What is required — Would you transcribe the listing that follows, character for character, and omit its images?

Records that describe figures:
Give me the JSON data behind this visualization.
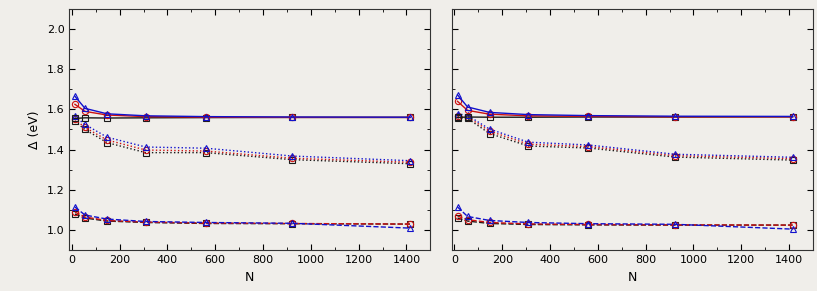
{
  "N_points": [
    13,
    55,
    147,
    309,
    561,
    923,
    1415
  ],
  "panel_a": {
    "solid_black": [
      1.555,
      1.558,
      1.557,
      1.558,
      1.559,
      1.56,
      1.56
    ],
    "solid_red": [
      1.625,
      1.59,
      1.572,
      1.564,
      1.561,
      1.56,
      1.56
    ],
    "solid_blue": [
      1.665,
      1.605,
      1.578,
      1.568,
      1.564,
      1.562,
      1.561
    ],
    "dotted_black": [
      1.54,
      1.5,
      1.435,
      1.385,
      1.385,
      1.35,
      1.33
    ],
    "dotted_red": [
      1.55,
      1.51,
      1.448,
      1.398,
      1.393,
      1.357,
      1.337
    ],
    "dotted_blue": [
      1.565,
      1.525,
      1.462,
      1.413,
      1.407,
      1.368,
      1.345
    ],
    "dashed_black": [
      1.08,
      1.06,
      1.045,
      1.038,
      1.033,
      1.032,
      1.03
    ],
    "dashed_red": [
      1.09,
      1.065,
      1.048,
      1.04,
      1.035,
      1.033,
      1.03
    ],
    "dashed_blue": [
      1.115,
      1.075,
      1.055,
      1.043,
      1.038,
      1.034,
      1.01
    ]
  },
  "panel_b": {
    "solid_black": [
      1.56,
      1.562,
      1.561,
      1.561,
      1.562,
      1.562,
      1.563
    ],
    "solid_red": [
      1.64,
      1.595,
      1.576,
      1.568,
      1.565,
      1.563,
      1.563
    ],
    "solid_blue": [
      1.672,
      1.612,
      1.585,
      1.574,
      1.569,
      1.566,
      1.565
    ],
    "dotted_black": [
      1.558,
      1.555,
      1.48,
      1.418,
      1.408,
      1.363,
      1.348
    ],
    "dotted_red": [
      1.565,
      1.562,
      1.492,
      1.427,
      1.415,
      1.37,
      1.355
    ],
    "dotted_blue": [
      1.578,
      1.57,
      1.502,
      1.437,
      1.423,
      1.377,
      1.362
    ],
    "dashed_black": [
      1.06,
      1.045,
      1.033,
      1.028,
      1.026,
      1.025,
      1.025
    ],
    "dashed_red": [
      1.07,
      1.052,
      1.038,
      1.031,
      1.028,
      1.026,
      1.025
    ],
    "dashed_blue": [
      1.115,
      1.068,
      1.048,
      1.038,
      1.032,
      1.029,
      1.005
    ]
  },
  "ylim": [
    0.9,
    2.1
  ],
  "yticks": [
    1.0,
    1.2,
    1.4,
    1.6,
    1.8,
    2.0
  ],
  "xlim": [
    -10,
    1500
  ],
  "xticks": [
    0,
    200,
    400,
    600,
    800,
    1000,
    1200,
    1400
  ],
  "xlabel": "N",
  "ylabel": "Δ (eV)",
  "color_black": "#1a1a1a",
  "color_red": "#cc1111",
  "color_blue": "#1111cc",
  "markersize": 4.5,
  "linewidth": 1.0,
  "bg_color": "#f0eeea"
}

Response —
Give me the JSON data behind this visualization.
{
  "N_points": [
    13,
    55,
    147,
    309,
    561,
    923,
    1415
  ],
  "panel_a": {
    "solid_black": [
      1.555,
      1.558,
      1.557,
      1.558,
      1.559,
      1.56,
      1.56
    ],
    "solid_red": [
      1.625,
      1.59,
      1.572,
      1.564,
      1.561,
      1.56,
      1.56
    ],
    "solid_blue": [
      1.665,
      1.605,
      1.578,
      1.568,
      1.564,
      1.562,
      1.561
    ],
    "dotted_black": [
      1.54,
      1.5,
      1.435,
      1.385,
      1.385,
      1.35,
      1.33
    ],
    "dotted_red": [
      1.55,
      1.51,
      1.448,
      1.398,
      1.393,
      1.357,
      1.337
    ],
    "dotted_blue": [
      1.565,
      1.525,
      1.462,
      1.413,
      1.407,
      1.368,
      1.345
    ],
    "dashed_black": [
      1.08,
      1.06,
      1.045,
      1.038,
      1.033,
      1.032,
      1.03
    ],
    "dashed_red": [
      1.09,
      1.065,
      1.048,
      1.04,
      1.035,
      1.033,
      1.03
    ],
    "dashed_blue": [
      1.115,
      1.075,
      1.055,
      1.043,
      1.038,
      1.034,
      1.01
    ]
  },
  "panel_b": {
    "solid_black": [
      1.56,
      1.562,
      1.561,
      1.561,
      1.562,
      1.562,
      1.563
    ],
    "solid_red": [
      1.64,
      1.595,
      1.576,
      1.568,
      1.565,
      1.563,
      1.563
    ],
    "solid_blue": [
      1.672,
      1.612,
      1.585,
      1.574,
      1.569,
      1.566,
      1.565
    ],
    "dotted_black": [
      1.558,
      1.555,
      1.48,
      1.418,
      1.408,
      1.363,
      1.348
    ],
    "dotted_red": [
      1.565,
      1.562,
      1.492,
      1.427,
      1.415,
      1.37,
      1.355
    ],
    "dotted_blue": [
      1.578,
      1.57,
      1.502,
      1.437,
      1.423,
      1.377,
      1.362
    ],
    "dashed_black": [
      1.06,
      1.045,
      1.033,
      1.028,
      1.026,
      1.025,
      1.025
    ],
    "dashed_red": [
      1.07,
      1.052,
      1.038,
      1.031,
      1.028,
      1.026,
      1.025
    ],
    "dashed_blue": [
      1.115,
      1.068,
      1.048,
      1.038,
      1.032,
      1.029,
      1.005
    ]
  },
  "ylim": [
    0.9,
    2.1
  ],
  "yticks": [
    1.0,
    1.2,
    1.4,
    1.6,
    1.8,
    2.0
  ],
  "xlim": [
    -10,
    1500
  ],
  "xticks": [
    0,
    200,
    400,
    600,
    800,
    1000,
    1200,
    1400
  ],
  "xlabel": "N",
  "ylabel": "Δ (eV)",
  "color_black": "#1a1a1a",
  "color_red": "#cc1111",
  "color_blue": "#1111cc",
  "markersize": 4.5,
  "linewidth": 1.0,
  "bg_color": "#f0eeea"
}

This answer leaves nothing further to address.